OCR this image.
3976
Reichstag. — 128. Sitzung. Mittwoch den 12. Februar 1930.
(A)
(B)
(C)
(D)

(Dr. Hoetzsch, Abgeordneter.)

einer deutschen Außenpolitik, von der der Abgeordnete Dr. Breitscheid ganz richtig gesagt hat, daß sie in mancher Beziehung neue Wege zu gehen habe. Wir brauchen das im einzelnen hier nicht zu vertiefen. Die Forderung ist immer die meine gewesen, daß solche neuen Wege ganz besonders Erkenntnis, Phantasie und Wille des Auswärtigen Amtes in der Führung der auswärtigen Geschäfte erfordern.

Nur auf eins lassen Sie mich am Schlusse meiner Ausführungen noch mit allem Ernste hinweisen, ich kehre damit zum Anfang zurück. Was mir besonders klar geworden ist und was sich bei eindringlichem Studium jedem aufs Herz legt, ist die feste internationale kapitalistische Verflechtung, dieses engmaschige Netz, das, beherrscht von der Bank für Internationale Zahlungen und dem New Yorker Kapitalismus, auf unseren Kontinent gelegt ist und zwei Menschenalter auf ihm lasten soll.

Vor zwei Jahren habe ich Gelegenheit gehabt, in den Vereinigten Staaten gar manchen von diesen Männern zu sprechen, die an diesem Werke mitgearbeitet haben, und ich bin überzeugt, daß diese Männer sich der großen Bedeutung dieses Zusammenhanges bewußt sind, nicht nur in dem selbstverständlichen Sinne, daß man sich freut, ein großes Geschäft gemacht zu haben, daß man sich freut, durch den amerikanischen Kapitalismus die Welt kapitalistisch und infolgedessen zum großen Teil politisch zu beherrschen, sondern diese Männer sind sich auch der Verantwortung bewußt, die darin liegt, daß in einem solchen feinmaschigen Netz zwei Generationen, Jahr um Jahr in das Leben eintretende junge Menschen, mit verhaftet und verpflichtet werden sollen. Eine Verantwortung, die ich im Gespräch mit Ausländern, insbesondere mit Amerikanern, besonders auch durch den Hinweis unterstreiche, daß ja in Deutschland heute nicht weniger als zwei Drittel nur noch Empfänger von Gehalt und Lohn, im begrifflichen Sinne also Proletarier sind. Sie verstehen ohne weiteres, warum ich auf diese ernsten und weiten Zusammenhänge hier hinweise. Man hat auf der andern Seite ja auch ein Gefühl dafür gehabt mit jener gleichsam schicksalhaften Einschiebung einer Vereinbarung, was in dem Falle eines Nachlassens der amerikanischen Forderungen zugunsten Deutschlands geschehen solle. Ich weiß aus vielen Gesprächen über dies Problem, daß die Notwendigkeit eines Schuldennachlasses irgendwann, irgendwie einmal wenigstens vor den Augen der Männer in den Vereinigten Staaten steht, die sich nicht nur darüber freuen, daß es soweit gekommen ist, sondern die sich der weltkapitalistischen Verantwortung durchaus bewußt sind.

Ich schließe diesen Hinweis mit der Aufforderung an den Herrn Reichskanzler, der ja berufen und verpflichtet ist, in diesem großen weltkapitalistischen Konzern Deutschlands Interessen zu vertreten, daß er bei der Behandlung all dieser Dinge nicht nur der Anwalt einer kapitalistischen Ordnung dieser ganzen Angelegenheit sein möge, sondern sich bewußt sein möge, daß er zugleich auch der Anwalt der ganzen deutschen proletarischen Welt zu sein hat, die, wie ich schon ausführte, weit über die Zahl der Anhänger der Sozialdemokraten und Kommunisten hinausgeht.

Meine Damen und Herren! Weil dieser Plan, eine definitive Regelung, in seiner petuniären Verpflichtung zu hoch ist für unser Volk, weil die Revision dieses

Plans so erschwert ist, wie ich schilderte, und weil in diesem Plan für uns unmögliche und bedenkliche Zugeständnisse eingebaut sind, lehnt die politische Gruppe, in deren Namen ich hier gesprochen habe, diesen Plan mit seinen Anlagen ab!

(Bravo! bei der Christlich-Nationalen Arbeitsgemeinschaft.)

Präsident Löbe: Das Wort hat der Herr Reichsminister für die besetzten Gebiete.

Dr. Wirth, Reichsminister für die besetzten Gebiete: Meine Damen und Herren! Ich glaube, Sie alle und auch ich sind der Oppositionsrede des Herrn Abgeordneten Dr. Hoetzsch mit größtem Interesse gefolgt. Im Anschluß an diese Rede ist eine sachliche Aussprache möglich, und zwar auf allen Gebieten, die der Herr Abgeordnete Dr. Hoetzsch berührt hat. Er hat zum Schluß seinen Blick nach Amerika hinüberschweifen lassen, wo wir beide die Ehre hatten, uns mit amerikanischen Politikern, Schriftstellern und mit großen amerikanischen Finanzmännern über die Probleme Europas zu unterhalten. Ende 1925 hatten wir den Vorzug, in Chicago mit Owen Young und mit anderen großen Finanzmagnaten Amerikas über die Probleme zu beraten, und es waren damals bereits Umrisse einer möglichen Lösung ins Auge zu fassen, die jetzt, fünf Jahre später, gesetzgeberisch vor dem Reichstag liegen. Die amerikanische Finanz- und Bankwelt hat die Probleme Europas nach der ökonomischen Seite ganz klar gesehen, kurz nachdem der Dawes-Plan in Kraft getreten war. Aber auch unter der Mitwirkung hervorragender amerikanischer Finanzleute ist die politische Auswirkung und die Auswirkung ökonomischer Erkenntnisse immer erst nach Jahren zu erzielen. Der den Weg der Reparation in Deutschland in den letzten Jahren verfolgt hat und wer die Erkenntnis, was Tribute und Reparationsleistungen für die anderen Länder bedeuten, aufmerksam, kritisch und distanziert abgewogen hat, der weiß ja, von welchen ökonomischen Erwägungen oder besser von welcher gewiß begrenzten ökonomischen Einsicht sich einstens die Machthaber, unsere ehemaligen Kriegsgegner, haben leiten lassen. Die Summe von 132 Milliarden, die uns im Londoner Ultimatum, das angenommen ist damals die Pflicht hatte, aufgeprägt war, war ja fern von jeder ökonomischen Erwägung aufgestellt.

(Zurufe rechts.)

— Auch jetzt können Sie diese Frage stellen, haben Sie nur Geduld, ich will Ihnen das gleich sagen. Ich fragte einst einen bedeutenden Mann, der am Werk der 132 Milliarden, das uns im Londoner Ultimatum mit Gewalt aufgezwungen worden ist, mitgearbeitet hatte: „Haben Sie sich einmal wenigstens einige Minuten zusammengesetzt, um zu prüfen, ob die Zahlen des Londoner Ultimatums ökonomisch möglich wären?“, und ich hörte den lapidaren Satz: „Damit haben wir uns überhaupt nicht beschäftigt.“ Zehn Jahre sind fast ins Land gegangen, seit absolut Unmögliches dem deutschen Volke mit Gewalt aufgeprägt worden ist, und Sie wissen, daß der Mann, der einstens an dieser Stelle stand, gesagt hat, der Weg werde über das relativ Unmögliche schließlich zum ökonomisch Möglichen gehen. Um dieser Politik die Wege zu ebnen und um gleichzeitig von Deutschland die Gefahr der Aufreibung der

Requirement:
Retype the material in full. Each word must match.

Exercise result:
OCR this image.
3976
Reichstag. — 128. Sitzung. Mittwoch den 12. Februar 1930.
(A)
(B)
(C)
(D)

(Dr. Hoetzsch, Abgeordneter.)

einer deutschen Außenpolitik, von der der Abgeordnete Dr. Breitscheid ganz richtig gesagt hat, daß sie in mancher Beziehung neue Wege zu gehen habe. Wir brauchen das im einzelnen hier nicht zu vertiefen. Die Forderung ist immer die meine gewesen, daß solche neuen Wege ganz besonders Erkenntnis, Phantasie und Wille des Auswärtigen Amtes in der Führung der auswärtigen Geschäfte erfordern.

Nur auf eins lassen Sie mich am Schlusse meiner Ausführungen noch mit allem Ernste hinweisen, ich kehre damit zum Anfang zurück. Was mir besonders klar geworden ist und was sich bei eindringlichem Studium jedem aufs Herz legt, ist die feste internationale kapitalistische Verflechtung, dieses engmaschige Netz, das, beherrscht von der Bank für Internationale Zahlungen und dem New Yorker Kapitalismus, auf unseren Kontinent gelegt ist und zwei Menschenalter auf ihm lasten soll.

Vor zwei Jahren habe ich Gelegenheit gehabt, in den Vereinigten Staaten gar manchen von diesen Männern zu sprechen, die an diesem Werke mitgearbeitet haben, und ich bin überzeugt, daß diese Männer sich der großen Bedeutung dieses Zusammenhanges bewußt sind, nicht nur in dem selbstverständlichen Sinne, daß man sich freut, ein großes Geschäft gemacht zu haben, daß man sich freut, durch den amerikanischen Kapitalismus die Welt kapitalistisch und infolgedessen zum großen Teil politisch zu beherrschen, sondern diese Männer sind sich auch der Verantwortung bewußt, die darin liegt, daß in einem solchen feinmaschigen Netz zwei Generationen, Jahr um Jahr in das Leben eintretende junge Menschen, mit verhaftet und verpflichtet werden sollen. Eine Verantwortung, die ich im Gespräch mit Ausländern, insbesondere mit Amerikanern, besonders auch durch den Hinweis unterstreiche, daß ja in Deutschland heute nicht weniger als zwei Drittel nur noch Empfänger von Gehalt und Lohn, im begrifflichen Sinne also Proletarier sind. Sie verstehen ohne weiteres, warum ich auf diese ernsten und weiten Zusammenhänge hier hinweise. Man hat auf der andern Seite ja auch ein Gefühl dafür gehabt mit jener gleichsam schicksalhaften Einschiebung einer Vereinbarung, was in dem Falle eines Nachlassens der amerikanischen Forderungen zugunsten Deutschlands geschehen solle. Ich weiß aus vielen Gesprächen über dies Problem, daß die Notwendigkeit eines Schuldennachlasses irgendwann, irgendwie einmal wenigstens vor den Augen der Männer in den Vereinigten Staaten steht, die sich nicht nur darüber freuen, daß es soweit gekommen ist, sondern die sich der weltkapitalistischen Verantwortung durchaus bewußt sind.

Ich schließe diesen Hinweis mit der Aufforderung an den Herrn Reichskanzler, der ja berufen und verpflichtet ist, in diesem großen weltkapitalistischen Konzern Deutschlands Interessen zu vertreten, daß er bei der Behandlung all dieser Dinge nicht nur der Anwalt einer kapitalistischen Ordnung dieser ganzen Angelegenheit sein möge, sondern sich bewußt sein möge, daß er zugleich auch der Anwalt der ganzen deutschen proletarischen Welt zu sein hat, die, wie ich schon ausführte, weit über die Zahl der Anhänger der Sozialdemokraten und Kommunisten hinausgeht.

Meine Damen und Herren! Weil dieser Plan, eine definitive Regelung, in seiner petuniären Verpflichtung zu hoch ist für unser Volk, weil die Revision dieses

Plans so erschwert ist, wie ich schilderte, und weil in diesem Plan für uns unmögliche und bedenkliche Zugeständnisse eingebaut sind, lehnt die politische Gruppe, in deren Namen ich hier gesprochen habe, diesen Plan mit seinen Anlagen ab!

(Bravo! bei der Christlich-Nationalen Arbeitsgemeinschaft.)

Präsident Löbe: Das Wort hat der Herr Reichsminister für die besetzten Gebiete.

Dr. Wirth, Reichsminister für die besetzten Gebiete: Meine Damen und Herren! Ich glaube, Sie alle und auch ich sind der Oppositionsrede des Herrn Abgeordneten Dr. Hoetzsch mit größtem Interesse gefolgt. Im Anschluß an diese Rede ist eine sachliche Aussprache möglich, und zwar auf allen Gebieten, die der Herr Abgeordnete Dr. Hoetzsch berührt hat. Er hat zum Schluß seinen Blick nach Amerika hinüberschweifen lassen, wo wir beide die Ehre hatten, uns mit amerikanischen Politikern, Schriftstellern und mit großen amerikanischen Finanzmännern über die Probleme Europas zu unterhalten. Ende 1925 hatten wir den Vorzug, in Chicago mit Owen Young und mit anderen großen Finanzmagnaten Amerikas über die Probleme zu beraten, und es waren damals bereits Umrisse einer möglichen Lösung ins Auge zu fassen, die jetzt, fünf Jahre später, gesetzgeberisch vor dem Reichstag liegen. Die amerikanische Finanz- und Bankwelt hat die Probleme Europas nach der ökonomischen Seite ganz klar gesehen, kurz nachdem der Dawes-Plan in Kraft getreten war. Aber auch unter der Mitwirkung hervorragender amerikanischer Finanzleute ist die politische Auswirkung und die Auswirkung ökonomischer Erkenntnisse immer erst nach Jahren zu erzielen. Der den Weg der Reparation in Deutschland in den letzten Jahren verfolgt hat und wer die Erkenntnis, was Tribute und Reparationsleistungen für die anderen Länder bedeuten, aufmerksam, kritisch und distanziert abgewogen hat, der weiß ja, von welchen ökonomischen Erwägungen oder besser von welcher gewiß begrenzten ökonomischen Einsicht sich einstens die Machthaber, unsere ehemaligen Kriegsgegner, haben leiten lassen. Die Summe von 132 Milliarden, die uns im Londoner Ultimatum, das angenommen ist damals die Pflicht hatte, aufgeprägt war, war ja fern von jeder ökonomischen Erwägung aufgestellt.

(Zurufe rechts.)

— Auch jetzt können Sie diese Frage stellen, haben Sie nur Geduld, ich will Ihnen das gleich sagen. Ich fragte einst einen bedeutenden Mann, der am Werk der 132 Milliarden, das uns im Londoner Ultimatum mit Gewalt aufgezwungen worden ist, mitgearbeitet hatte: „Haben Sie sich einmal wenigstens einige Minuten zusammengesetzt, um zu prüfen, ob die Zahlen des Londoner Ultimatums ökonomisch möglich wären?“, und ich hörte den lapidaren Satz: „Damit haben wir uns überhaupt nicht beschäftigt.“ Zehn Jahre sind fast ins Land gegangen, seit absolut Unmögliches dem deutschen Volke mit Gewalt aufgeprägt worden ist, und Sie wissen, daß der Mann, der einstens an dieser Stelle stand, gesagt hat, der Weg werde über das relativ Unmögliche schließlich zum ökonomisch Möglichen gehen. Um dieser Politik die Wege zu ebnen und um gleichzeitig von Deutschland die Gefahr der Aufreibung der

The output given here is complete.